BEGIN

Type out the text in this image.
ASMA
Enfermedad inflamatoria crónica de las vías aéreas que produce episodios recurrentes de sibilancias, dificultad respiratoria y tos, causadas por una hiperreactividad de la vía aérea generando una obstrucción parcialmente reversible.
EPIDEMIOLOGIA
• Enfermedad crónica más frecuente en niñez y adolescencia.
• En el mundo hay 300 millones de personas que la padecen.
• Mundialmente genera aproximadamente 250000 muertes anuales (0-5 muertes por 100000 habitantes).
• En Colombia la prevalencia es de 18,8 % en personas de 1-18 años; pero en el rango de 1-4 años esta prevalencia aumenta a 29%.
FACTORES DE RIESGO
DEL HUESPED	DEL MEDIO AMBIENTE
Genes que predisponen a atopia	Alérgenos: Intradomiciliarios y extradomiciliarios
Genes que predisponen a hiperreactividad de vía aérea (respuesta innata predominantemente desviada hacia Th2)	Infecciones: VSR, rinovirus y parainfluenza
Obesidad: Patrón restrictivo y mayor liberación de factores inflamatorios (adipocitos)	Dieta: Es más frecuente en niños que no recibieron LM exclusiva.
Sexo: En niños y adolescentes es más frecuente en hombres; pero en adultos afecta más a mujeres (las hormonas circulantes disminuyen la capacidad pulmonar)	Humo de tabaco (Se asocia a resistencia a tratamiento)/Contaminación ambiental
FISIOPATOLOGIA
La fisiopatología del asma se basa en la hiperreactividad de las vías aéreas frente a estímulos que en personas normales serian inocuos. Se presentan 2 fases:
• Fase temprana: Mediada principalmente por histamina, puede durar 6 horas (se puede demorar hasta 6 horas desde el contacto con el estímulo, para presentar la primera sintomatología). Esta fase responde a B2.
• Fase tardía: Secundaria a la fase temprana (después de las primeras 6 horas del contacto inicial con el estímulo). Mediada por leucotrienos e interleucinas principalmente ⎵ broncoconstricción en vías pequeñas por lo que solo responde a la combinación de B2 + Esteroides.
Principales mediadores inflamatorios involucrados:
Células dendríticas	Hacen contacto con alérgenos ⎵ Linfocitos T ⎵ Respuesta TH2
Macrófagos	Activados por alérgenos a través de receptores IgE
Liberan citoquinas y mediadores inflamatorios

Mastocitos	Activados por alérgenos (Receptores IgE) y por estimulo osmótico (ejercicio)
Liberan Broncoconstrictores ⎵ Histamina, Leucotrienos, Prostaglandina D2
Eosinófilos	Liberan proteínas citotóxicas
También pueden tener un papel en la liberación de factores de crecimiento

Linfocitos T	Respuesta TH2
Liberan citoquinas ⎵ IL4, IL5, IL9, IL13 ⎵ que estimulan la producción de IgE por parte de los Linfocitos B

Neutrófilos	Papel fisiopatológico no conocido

END

### What is being asked:
From the first line to the last, transcribe the records exactly.

### Exercise solution:
Type out the text in this image.
ASMA
Enfermedad inflamatoria crónica de las vías aéreas que produce episodios recurrentes de sibilancias, dificultad respiratoria y tos, causadas por una hiperreactividad de la vía aérea generando una obstrucción parcialmente reversible.
EPIDEMIOLOGIA
• Enfermedad crónica más frecuente en niñez y adolescencia.
• En el mundo hay 300 millones de personas que la padecen.
• Mundialmente genera aproximadamente 250000 muertes anuales (0-5 muertes por 100000 habitantes).
• En Colombia la prevalencia es de 18,8 % en personas de 1-18 años; pero en el rango de 1-4 años esta prevalencia aumenta a 29%.
FACTORES DE RIESGO
DEL HUESPED	DEL MEDIO AMBIENTE
Genes que predisponen a atopia	Alérgenos: Intradomiciliarios y extradomiciliarios
Genes que predisponen a hiperreactividad de vía aérea (respuesta innata predominantemente desviada hacia Th2)	Infecciones: VSR, rinovirus y parainfluenza
Obesidad: Patrón restrictivo y mayor liberación de factores inflamatorios (adipocitos)	Dieta: Es más frecuente en niños que no recibieron LM exclusiva.
Sexo: En niños y adolescentes es más frecuente en hombres; pero en adultos afecta más a mujeres (las hormonas circulantes disminuyen la capacidad pulmonar)	Humo de tabaco (Se asocia a resistencia a tratamiento)/Contaminación ambiental
FISIOPATOLOGIA
La fisiopatología del asma se basa en la hiperreactividad de las vías aéreas frente a estímulos que en personas normales serian inocuos. Se presentan 2 fases:
• Fase temprana: Mediada principalmente por histamina, puede durar 6 horas (se puede demorar hasta 6 horas desde el contacto con el estímulo, para presentar la primera sintomatología). Esta fase responde a B2.
• Fase tardía: Secundaria a la fase temprana (después de las primeras 6 horas del contacto inicial con el estímulo). Mediada por leucotrienos e interleucinas principalmente ⎵ broncoconstricción en vías pequeñas por lo que solo responde a la combinación de B2 + Esteroides.
Principales mediadores inflamatorios involucrados:
Células dendríticas	Hacen contacto con alérgenos ⎵ Linfocitos T ⎵ Respuesta TH2
Macrófagos	Activados por alérgenos a través de receptores IgE
Liberan citoquinas y mediadores inflamatorios

Mastocitos	Activados por alérgenos (Receptores IgE) y por estimulo osmótico (ejercicio)
Liberan Broncoconstrictores ⎵ Histamina, Leucotrienos, Prostaglandina D2
Eosinófilos	Liberan proteínas citotóxicas
También pueden tener un papel en la liberación de factores de crecimiento

Linfocitos T	Respuesta TH2
Liberan citoquinas ⎵ IL4, IL5, IL9, IL13 ⎵ que estimulan la producción de IgE por parte de los Linfocitos B

Neutrófilos	Papel fisiopatológico no conocido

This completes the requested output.